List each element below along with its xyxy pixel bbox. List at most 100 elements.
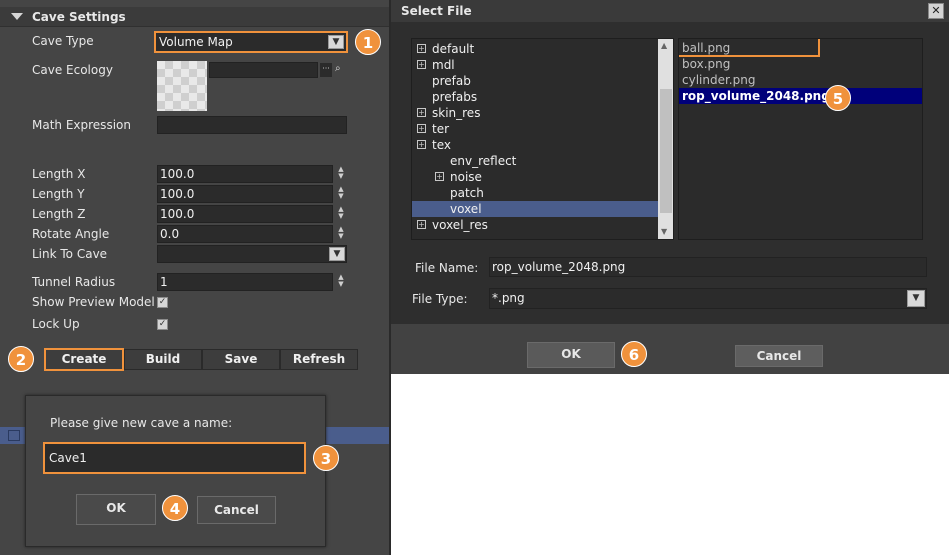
dialog-title: Select File	[401, 4, 472, 18]
dialog-title-bar: Select File ✕	[391, 0, 949, 22]
file-item[interactable]: cylinder.png	[679, 72, 922, 88]
tree-item-label: noise	[450, 170, 482, 184]
tree-item-ter[interactable]: + ter	[412, 121, 658, 137]
tunnel-radius-spinner-icon[interactable]: ▲ ▼	[336, 274, 346, 290]
tree-scrollbar[interactable]: ▲ ▼	[658, 39, 673, 239]
tree-item-label: ter	[432, 122, 450, 136]
expand-plus-icon[interactable]: +	[417, 108, 426, 117]
file-dialog-cancel-button[interactable]: Cancel	[735, 345, 823, 367]
close-icon[interactable]: ✕	[928, 3, 944, 19]
tree-item-label: patch	[450, 186, 484, 200]
tree-leaf-icon	[435, 204, 444, 213]
expand-plus-icon[interactable]: +	[417, 220, 426, 229]
new-cave-name-dialog: Please give new cave a name: Cave1 OK Ca…	[25, 395, 326, 547]
rotate-angle-spinner-icon[interactable]: ▲ ▼	[336, 226, 346, 242]
chevron-down-icon[interactable]: ▼	[907, 290, 925, 307]
tree-item-label: prefab	[432, 74, 471, 88]
file-type-dropdown[interactable]: *.png ▼	[489, 288, 927, 309]
step-badge-3: 3	[313, 445, 339, 471]
cave-settings-panel: Cave Settings Cave Type Volume Map ▼ Cav…	[0, 0, 389, 555]
math-expression-field[interactable]	[157, 116, 347, 134]
length-x-spinner-icon[interactable]: ▲ ▼	[336, 166, 346, 182]
lock-up-checkbox[interactable]: ✓	[157, 319, 168, 330]
length-x-field[interactable]: 100.0	[157, 165, 333, 183]
tree-item-label: voxel	[450, 202, 482, 216]
expand-plus-icon[interactable]: +	[417, 124, 426, 133]
link-to-cave-label: Link To Cave	[32, 247, 108, 261]
tree-item-default[interactable]: + default	[412, 41, 658, 57]
collapse-triangle-icon[interactable]	[11, 13, 23, 20]
file-type-value: *.png	[492, 291, 525, 305]
tree-item-env-reflect[interactable]: env_reflect	[412, 153, 658, 169]
show-preview-label: Show Preview Model	[32, 295, 155, 309]
scroll-thumb[interactable]	[660, 89, 672, 213]
length-y-spinner-icon[interactable]: ▲ ▼	[336, 186, 346, 202]
tree-item-label: mdl	[432, 58, 455, 72]
save-button[interactable]: Save	[202, 349, 280, 370]
cave-settings-header[interactable]: Cave Settings	[0, 7, 389, 27]
file-type-label: File Type:	[412, 292, 468, 306]
tree-item-tex[interactable]: + tex	[412, 137, 658, 153]
ecology-texture-preview[interactable]	[157, 61, 207, 111]
step-badge-5: 5	[825, 85, 851, 111]
show-preview-checkbox[interactable]: ✓	[157, 297, 168, 308]
refresh-button[interactable]: Refresh	[280, 349, 358, 370]
chevron-down-icon[interactable]: ▼	[328, 35, 344, 49]
tree-item-label: skin_res	[432, 106, 481, 120]
step-badge-6: 6	[621, 341, 647, 367]
select-file-dialog: Select File ✕ + default + mdl prefab prefabs +…	[391, 0, 949, 374]
search-icon[interactable]: ⌕	[335, 64, 345, 76]
length-z-label: Length Z	[32, 207, 86, 221]
create-button[interactable]: Create	[44, 348, 124, 371]
tunnel-radius-field[interactable]: 1	[157, 273, 333, 291]
tree-leaf-icon	[435, 156, 444, 165]
length-y-field[interactable]: 100.0	[157, 185, 333, 203]
rotate-angle-field[interactable]: 0.0	[157, 225, 333, 243]
tree-leaf-icon	[417, 92, 426, 101]
cave-ecology-path-field[interactable]	[209, 62, 318, 78]
file-item-selected[interactable]: rop_volume_2048.png	[679, 88, 922, 104]
expand-plus-icon[interactable]: +	[417, 60, 426, 69]
file-item[interactable]: box.png	[679, 56, 922, 72]
tree-leaf-icon	[435, 188, 444, 197]
file-list[interactable]: ball.png box.png cylinder.png rop_volume_20…	[678, 38, 923, 240]
chevron-down-icon[interactable]: ▼	[329, 247, 345, 261]
step-badge-1: 1	[355, 29, 381, 55]
length-z-field[interactable]: 100.0	[157, 205, 333, 223]
cave-type-value: Volume Map	[159, 35, 233, 49]
cave-type-label: Cave Type	[32, 34, 94, 48]
expand-plus-icon[interactable]: +	[417, 140, 426, 149]
browse-button[interactable]: ···	[320, 63, 332, 77]
name-dialog-cancel-button[interactable]: Cancel	[197, 496, 276, 524]
tree-item-skin-res[interactable]: + skin_res	[412, 105, 658, 121]
cave-name-input[interactable]: Cave1	[43, 442, 306, 474]
tree-item-prefab[interactable]: prefab	[412, 73, 658, 89]
tree-item-noise[interactable]: + noise	[412, 169, 658, 185]
build-button[interactable]: Build	[124, 349, 202, 370]
folder-tree[interactable]: + default + mdl prefab prefabs + skin_res + ter + t…	[411, 38, 674, 240]
cave-type-dropdown[interactable]: Volume Map ▼	[154, 31, 348, 53]
expand-plus-icon[interactable]: +	[417, 44, 426, 53]
file-name-label: File Name:	[415, 261, 479, 275]
cave-ecology-label: Cave Ecology	[32, 63, 113, 77]
rotate-angle-label: Rotate Angle	[32, 227, 110, 241]
scroll-up-icon[interactable]: ▲	[661, 41, 667, 50]
step-badge-2: 2	[8, 346, 34, 372]
name-dialog-prompt: Please give new cave a name:	[50, 416, 233, 430]
tree-item-prefabs[interactable]: prefabs	[412, 89, 658, 105]
tree-item-voxel[interactable]: voxel	[412, 201, 658, 217]
file-dialog-ok-button[interactable]: OK	[527, 342, 615, 368]
section-title: Cave Settings	[32, 10, 126, 24]
tree-item-mdl[interactable]: + mdl	[412, 57, 658, 73]
tree-item-label: default	[432, 42, 475, 56]
file-name-field[interactable]: rop_volume_2048.png	[489, 257, 927, 277]
length-z-spinner-icon[interactable]: ▲ ▼	[336, 206, 346, 222]
tree-item-voxel-res[interactable]: + voxel_res	[412, 217, 658, 233]
length-x-label: Length X	[32, 167, 86, 181]
tunnel-radius-label: Tunnel Radius	[32, 275, 116, 289]
tree-item-patch[interactable]: patch	[412, 185, 658, 201]
link-to-cave-dropdown[interactable]: ▼	[157, 245, 347, 263]
scroll-down-icon[interactable]: ▼	[661, 227, 667, 236]
expand-plus-icon[interactable]: +	[435, 172, 444, 181]
name-dialog-ok-button[interactable]: OK	[76, 494, 156, 525]
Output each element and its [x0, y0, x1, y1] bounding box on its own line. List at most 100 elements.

■ SET TASK:
Can you rewrite the lines above as a Markdown table with a "Row" column for the row number and a "Line" column for the line, skipping blank lines and leaving out the pictures?

■ FINAL ANSWER:
| Row | Line |
|---|---|
| 1 | List each element below along with its xyxy pixel bbox. List at most 100 elements. |
| 2 | dialog-title: Select File	[401, 4, 472, 18] |
| 3 | dialog-title-bar: Select File ✕	[391, 0, 949, 22] |
| 4 | file-item[interactable]: cylinder.png	[679, 72, 922, 88] |
| 5 | tree-item-label: noise	[450, 170, 482, 184] |
| 6 | tree-item-ter[interactable]: + ter	[412, 121, 658, 137] |
| 7 | tunnel-radius-spinner-icon[interactable]: ▲ ▼	[336, 274, 346, 290] |
| 8 | tree-scrollbar[interactable]: ▲ ▼	[658, 39, 673, 239] |
| 9 | tree-item-label: ter	[432, 122, 450, 136] |
| 10 | expand-plus-icon[interactable]: +	[417, 108, 426, 117] |
| 11 | file-dialog-cancel-button[interactable]: Cancel	[735, 345, 823, 367] |
| 12 | close-icon[interactable]: ✕	[928, 3, 944, 19] |
| 13 | tree-item-label: patch	[450, 186, 484, 200] |
| 14 | tree-leaf-icon	[435, 204, 444, 213] |
| 15 | expand-plus-icon[interactable]: +	[417, 220, 426, 229] |
| 16 | new-cave-name-dialog: Please give new cave a name: Cave1 OK Ca…	[25, 395, 326, 547] |
| 17 | rotate-angle-spinner-icon[interactable]: ▲ ▼	[336, 226, 346, 242] |
| 18 | chevron-down-icon[interactable]: ▼	[907, 290, 925, 307] |
| 19 | tree-item-label: prefab	[432, 74, 471, 88] |
| 20 | file-type-dropdown[interactable]: *.png ▼	[489, 288, 927, 309] |
| 21 | step-badge-3: 3	[313, 445, 339, 471] |
| 22 | cave-settings-panel: Cave Settings Cave Type Volume Map ▼ Cav…	[0, 0, 389, 555] |
| 23 | math-expression-field[interactable]	[157, 116, 347, 134] |
| 24 | length-x-spinner-icon[interactable]: ▲ ▼	[336, 166, 346, 182] |
| 25 | lock-up-checkbox[interactable]: ✓	[157, 319, 168, 330] |
| 26 | length-x-field[interactable]: 100.0	[157, 165, 333, 183] |
| 27 | tree-item-label: voxel	[450, 202, 482, 216] |
| 28 | expand-plus-icon[interactable]: +	[417, 124, 426, 133] |
| 29 | link-to-cave-label: Link To Cave	[32, 247, 108, 261] |
| 30 | tree-item-default[interactable]: + default	[412, 41, 658, 57] |
| 31 | collapse-triangle-icon[interactable]	[11, 13, 23, 20] |
| 32 | file-type-value: *.png	[492, 291, 525, 305] |
| 33 | tree-item-env-reflect[interactable]: env_reflect	[412, 153, 658, 169] |
| 34 | show-preview-label: Show Preview Model	[32, 295, 155, 309] |
| 35 | scroll-thumb[interactable]	[660, 89, 672, 213] |
| 36 | length-y-spinner-icon[interactable]: ▲ ▼	[336, 186, 346, 202] |
| 37 | tree-item-label: mdl	[432, 58, 455, 72] |
| 38 | save-button[interactable]: Save	[202, 349, 280, 370] |
| 39 | cave-settings-header[interactable]: Cave Settings	[0, 7, 389, 27] |
| 40 | file-type-label: File Type:	[412, 292, 468, 306] |
| 41 | tree-item-tex[interactable]: + tex	[412, 137, 658, 153] |
| 42 | ecology-texture-preview[interactable]	[157, 61, 207, 111] |
| 43 | step-badge-5: 5	[825, 85, 851, 111] |
| 44 | show-preview-checkbox[interactable]: ✓	[157, 297, 168, 308] |
| 45 | refresh-button[interactable]: Refresh	[280, 349, 358, 370] |
| 46 | chevron-down-icon[interactable]: ▼	[328, 35, 344, 49] |
| 47 | tree-item-label: skin_res	[432, 106, 481, 120] |
| 48 | step-badge-6: 6	[621, 341, 647, 367] |
| 49 | select-file-dialog: Select File ✕ + default + mdl prefab prefabs +…	[391, 0, 949, 374] |
| 50 | search-icon[interactable]: ⌕	[335, 64, 345, 76] |
| 51 | length-z-label: Length Z	[32, 207, 86, 221] |
| 52 | create-button[interactable]: Create	[44, 348, 124, 371] |
| 53 | tunnel-radius-field[interactable]: 1	[157, 273, 333, 291] |
| 54 | tree-leaf-icon	[435, 156, 444, 165] |
| 55 | length-y-field[interactable]: 100.0	[157, 185, 333, 203] |
| 56 | rotate-angle-field[interactable]: 0.0	[157, 225, 333, 243] |
| 57 | tree-leaf-icon	[417, 92, 426, 101] |
| 58 | cave-ecology-path-field[interactable]	[209, 62, 318, 78] |
| 59 | file-item-selected[interactable]: rop_volume_2048.png	[679, 88, 922, 104] |
| 60 | expand-plus-icon[interactable]: +	[417, 60, 426, 69] |
| 61 | file-item[interactable]: box.png	[679, 56, 922, 72] |
| 62 | tree-leaf-icon	[435, 188, 444, 197] |
| 63 | file-list[interactable]: ball.png box.png cylinder.png rop_volume_20…	[678, 38, 923, 240] |
| 64 | chevron-down-icon[interactable]: ▼	[329, 247, 345, 261] |
| 65 | step-badge-1: 1	[355, 29, 381, 55] |
| 66 | length-z-field[interactable]: 100.0	[157, 205, 333, 223] |
| 67 | cave-type-value: Volume Map	[159, 35, 233, 49] |
| 68 | cave-type-label: Cave Type	[32, 34, 94, 48] |
| 69 | expand-plus-icon[interactable]: +	[417, 140, 426, 149] |
| 70 | browse-button[interactable]: ···	[320, 63, 332, 77] |
| 71 | name-dialog-cancel-button[interactable]: Cancel	[197, 496, 276, 524] |
| 72 | tree-item-skin-res[interactable]: + skin_res	[412, 105, 658, 121] |
| 73 | cave-name-input[interactable]: Cave1	[43, 442, 306, 474] |
| 74 | tree-item-prefab[interactable]: prefab	[412, 73, 658, 89] |
| 75 | tree-item-noise[interactable]: + noise	[412, 169, 658, 185] |
| 76 | build-button[interactable]: Build	[124, 349, 202, 370] |
| 77 | folder-tree[interactable]: + default + mdl prefab prefabs + skin_res + ter + t…	[411, 38, 674, 240] |
| 78 | cave-type-dropdown[interactable]: Volume Map ▼	[154, 31, 348, 53] |
| 79 | expand-plus-icon[interactable]: +	[417, 44, 426, 53] |
| 80 | file-name-label: File Name:	[415, 261, 479, 275] |
| 81 | cave-ecology-label: Cave Ecology	[32, 63, 113, 77] |
| 82 | rotate-angle-label: Rotate Angle	[32, 227, 110, 241] |
| 83 | scroll-up-icon[interactable]: ▲	[661, 41, 667, 50] |
| 84 | step-badge-2: 2	[8, 346, 34, 372] |
| 85 | name-dialog-prompt: Please give new cave a name:	[50, 416, 233, 430] |
| 86 | tree-item-prefabs[interactable]: prefabs	[412, 89, 658, 105] |
| 87 | tree-item-voxel[interactable]: voxel	[412, 201, 658, 217] |
| 88 | file-dialog-ok-button[interactable]: OK	[527, 342, 615, 368] |
| 89 | section-title: Cave Settings	[32, 10, 126, 24] |
| 90 | tree-item-mdl[interactable]: + mdl	[412, 57, 658, 73] |
| 91 | tree-item-label: default	[432, 42, 475, 56] |
| 92 | file-name-field[interactable]: rop_volume_2048.png	[489, 257, 927, 277] |
| 93 | length-z-spinner-icon[interactable]: ▲ ▼	[336, 206, 346, 222] |
| 94 | tree-item-voxel-res[interactable]: + voxel_res	[412, 217, 658, 233] |
| 95 | length-x-label: Length X	[32, 167, 86, 181] |
| 96 | tunnel-radius-label: Tunnel Radius	[32, 275, 116, 289] |
| 97 | tree-item-patch[interactable]: patch	[412, 185, 658, 201] |
| 98 | link-to-cave-dropdown[interactable]: ▼	[157, 245, 347, 263] |
| 99 | scroll-down-icon[interactable]: ▼	[661, 227, 667, 236] |
| 100 | expand-plus-icon[interactable]: +	[435, 172, 444, 181] |
| 101 | name-dialog-ok-button[interactable]: OK	[76, 494, 156, 525] |
| 102 | Output each element and its [x0, y0, x1, y1] bounding box on its own line. List at most 100 elements. |